• [Work to do]:
Copy every line from the records below that holds the word "phalanges".

[Records excerpted from a collection]
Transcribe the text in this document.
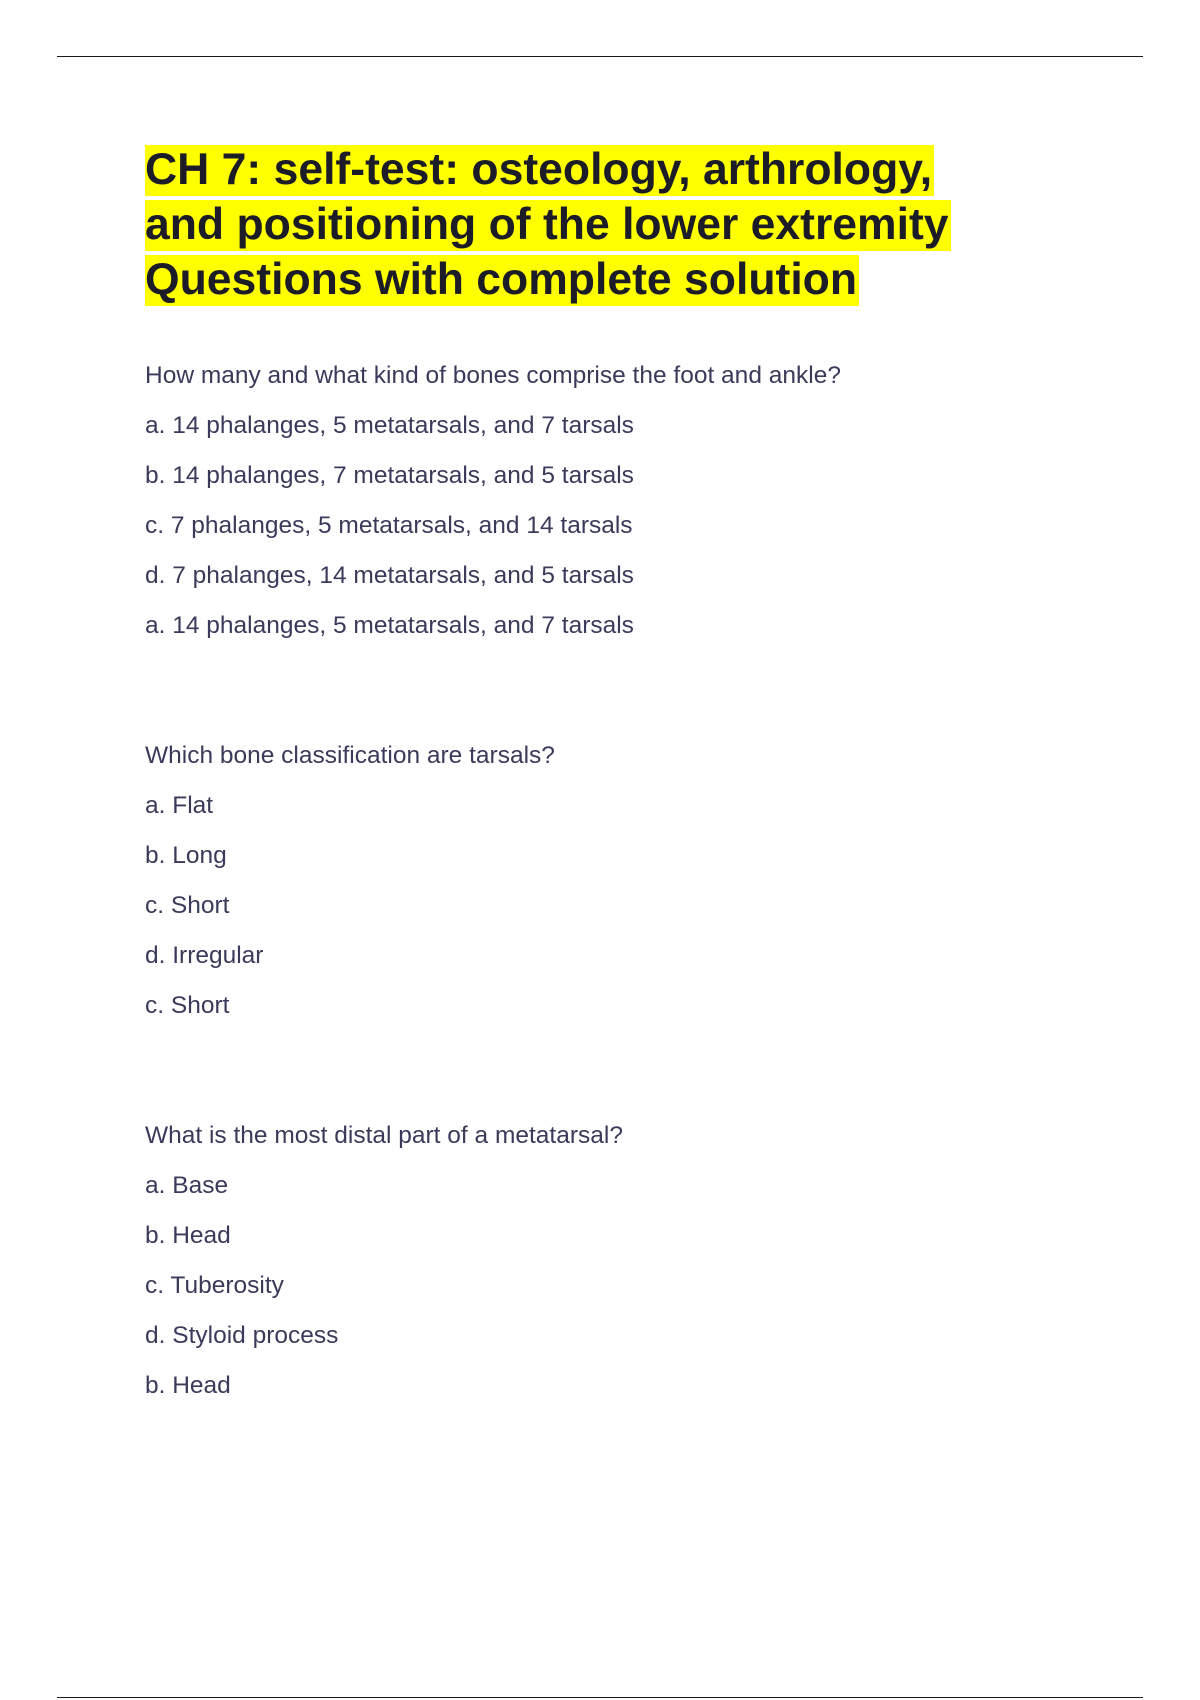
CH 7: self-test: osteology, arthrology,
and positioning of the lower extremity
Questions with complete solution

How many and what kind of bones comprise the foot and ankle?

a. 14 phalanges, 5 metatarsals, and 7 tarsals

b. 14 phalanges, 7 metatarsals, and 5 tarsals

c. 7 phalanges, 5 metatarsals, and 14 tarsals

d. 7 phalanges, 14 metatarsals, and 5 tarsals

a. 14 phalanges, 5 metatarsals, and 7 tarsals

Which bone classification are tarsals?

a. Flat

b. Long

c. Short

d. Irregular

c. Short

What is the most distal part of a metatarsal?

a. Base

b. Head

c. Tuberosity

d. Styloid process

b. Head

• [Finished task]:
a. 14 phalanges, 5 metatarsals, and 7 tarsals
b. 14 phalanges, 7 metatarsals, and 5 tarsals
c. 7 phalanges, 5 metatarsals, and 14 tarsals
d. 7 phalanges, 14 metatarsals, and 5 tarsals
a. 14 phalanges, 5 metatarsals, and 7 tarsals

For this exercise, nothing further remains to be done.